▶ GIVEN REQUEST:
Reproduce the records below in full and word for word, excluding pictures.

* BEGIN SOURCE DATA *

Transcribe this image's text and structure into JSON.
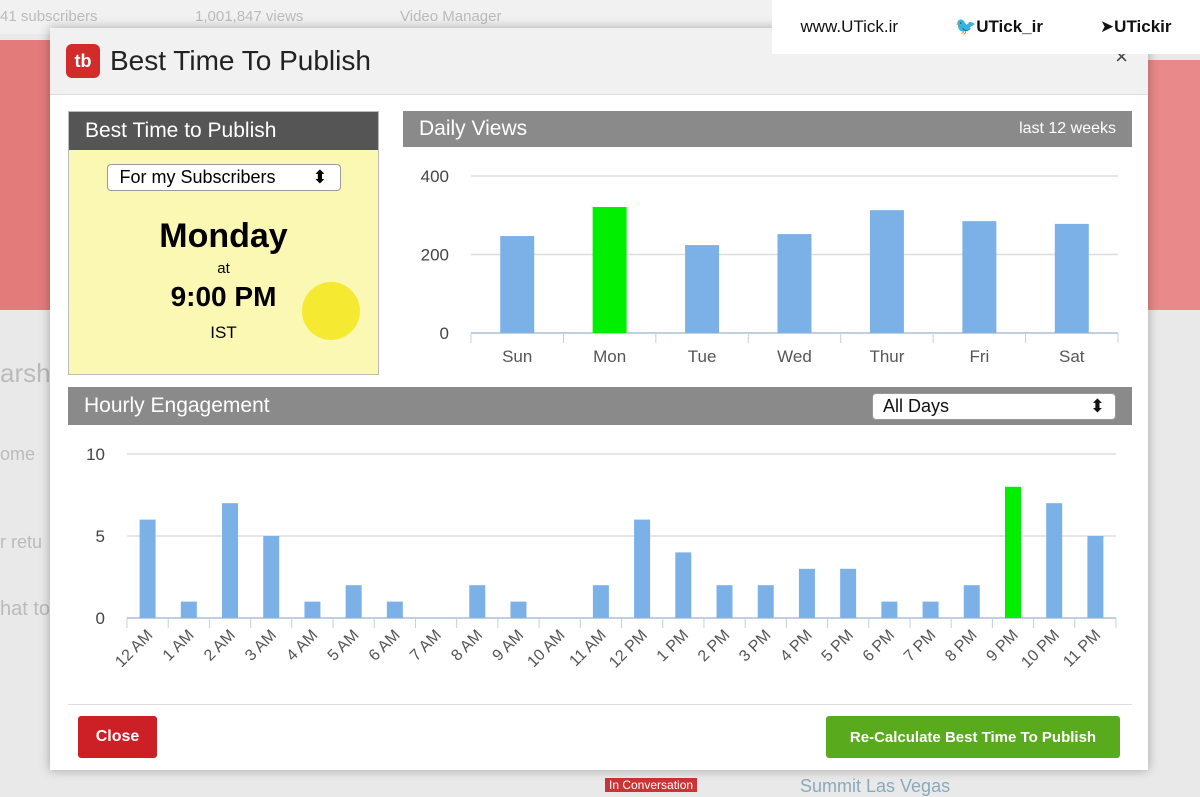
{
  "background": {
    "subscribers": "41 subscribers",
    "views": "1,001,847 views",
    "video_manager": "Video Manager",
    "fragments": [
      "arsh",
      "ome",
      "r retu",
      "hat to"
    ],
    "footer_left": "In Conversation",
    "footer_right": "Summit Las Vegas"
  },
  "watermark": {
    "site": "www.UTick.ir",
    "twitter": "UTick_ir",
    "telegram": "UTickir"
  },
  "modal": {
    "logo": "tb",
    "title": "Best Time To Publish",
    "close_icon": "×"
  },
  "best_time": {
    "header": "Best Time to Publish",
    "audience": "For my Subscribers",
    "day": "Monday",
    "at": "at",
    "time": "9:00 PM",
    "timezone": "IST"
  },
  "daily": {
    "header": "Daily Views",
    "range": "last 12 weeks"
  },
  "hourly": {
    "header": "Hourly Engagement",
    "filter": "All Days"
  },
  "buttons": {
    "close": "Close",
    "recalculate": "Re-Calculate Best Time To Publish"
  },
  "colors": {
    "bar": "#7cb1e8",
    "highlight": "#00ee00",
    "close": "#cc1f26",
    "recalc": "#5aaa1e"
  },
  "chart_data": [
    {
      "type": "bar",
      "title": "Daily Views",
      "categories": [
        "Sun",
        "Mon",
        "Tue",
        "Wed",
        "Thur",
        "Fri",
        "Sat"
      ],
      "values": [
        247,
        321,
        224,
        252,
        313,
        285,
        278
      ],
      "highlight": "Mon",
      "ylim": [
        0,
        400
      ],
      "yticks": [
        0,
        200,
        400
      ],
      "grid": true
    },
    {
      "type": "bar",
      "title": "Hourly Engagement",
      "categories": [
        "12 AM",
        "1 AM",
        "2 AM",
        "3 AM",
        "4 AM",
        "5 AM",
        "6 AM",
        "7 AM",
        "8 AM",
        "9 AM",
        "10 AM",
        "11 AM",
        "12 PM",
        "1 PM",
        "2 PM",
        "3 PM",
        "4 PM",
        "5 PM",
        "6 PM",
        "7 PM",
        "8 PM",
        "9 PM",
        "10 PM",
        "11 PM"
      ],
      "values": [
        6,
        1,
        7,
        5,
        1,
        2,
        1,
        0,
        2,
        1,
        0,
        2,
        6,
        4,
        2,
        2,
        3,
        3,
        1,
        1,
        2,
        8,
        7,
        5
      ],
      "highlight": "9 PM",
      "ylim": [
        0,
        10
      ],
      "yticks": [
        0,
        5,
        10
      ],
      "grid": true
    }
  ]
}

* END SOURCE DATA *

▶ FINAL ANSWER:
Transcribe this image's text and structure into JSON.
{
  "background": {
    "subscribers": "41 subscribers",
    "views": "1,001,847 views",
    "video_manager": "Video Manager",
    "fragments": [
      "arsh",
      "ome",
      "r retu",
      "hat to"
    ],
    "footer_left": "In Conversation",
    "footer_right": "Summit Las Vegas"
  },
  "watermark": {
    "site": "www.UTick.ir",
    "twitter": "UTick_ir",
    "telegram": "UTickir"
  },
  "modal": {
    "logo": "tb",
    "title": "Best Time To Publish",
    "close_icon": "×"
  },
  "best_time": {
    "header": "Best Time to Publish",
    "audience": "For my Subscribers",
    "day": "Monday",
    "at": "at",
    "time": "9:00 PM",
    "timezone": "IST"
  },
  "daily": {
    "header": "Daily Views",
    "range": "last 12 weeks"
  },
  "hourly": {
    "header": "Hourly Engagement",
    "filter": "All Days"
  },
  "buttons": {
    "close": "Close",
    "recalculate": "Re-Calculate Best Time To Publish"
  },
  "colors": {
    "bar": "#7cb1e8",
    "highlight": "#00ee00",
    "close": "#cc1f26",
    "recalc": "#5aaa1e"
  },
  "chart_data": [
    {
      "type": "bar",
      "title": "Daily Views",
      "categories": [
        "Sun",
        "Mon",
        "Tue",
        "Wed",
        "Thur",
        "Fri",
        "Sat"
      ],
      "values": [
        247,
        321,
        224,
        252,
        313,
        285,
        278
      ],
      "highlight": "Mon",
      "ylim": [
        0,
        400
      ],
      "yticks": [
        0,
        200,
        400
      ],
      "grid": true
    },
    {
      "type": "bar",
      "title": "Hourly Engagement",
      "categories": [
        "12 AM",
        "1 AM",
        "2 AM",
        "3 AM",
        "4 AM",
        "5 AM",
        "6 AM",
        "7 AM",
        "8 AM",
        "9 AM",
        "10 AM",
        "11 AM",
        "12 PM",
        "1 PM",
        "2 PM",
        "3 PM",
        "4 PM",
        "5 PM",
        "6 PM",
        "7 PM",
        "8 PM",
        "9 PM",
        "10 PM",
        "11 PM"
      ],
      "values": [
        6,
        1,
        7,
        5,
        1,
        2,
        1,
        0,
        2,
        1,
        0,
        2,
        6,
        4,
        2,
        2,
        3,
        3,
        1,
        1,
        2,
        8,
        7,
        5
      ],
      "highlight": "9 PM",
      "ylim": [
        0,
        10
      ],
      "yticks": [
        0,
        5,
        10
      ],
      "grid": true
    }
  ]
}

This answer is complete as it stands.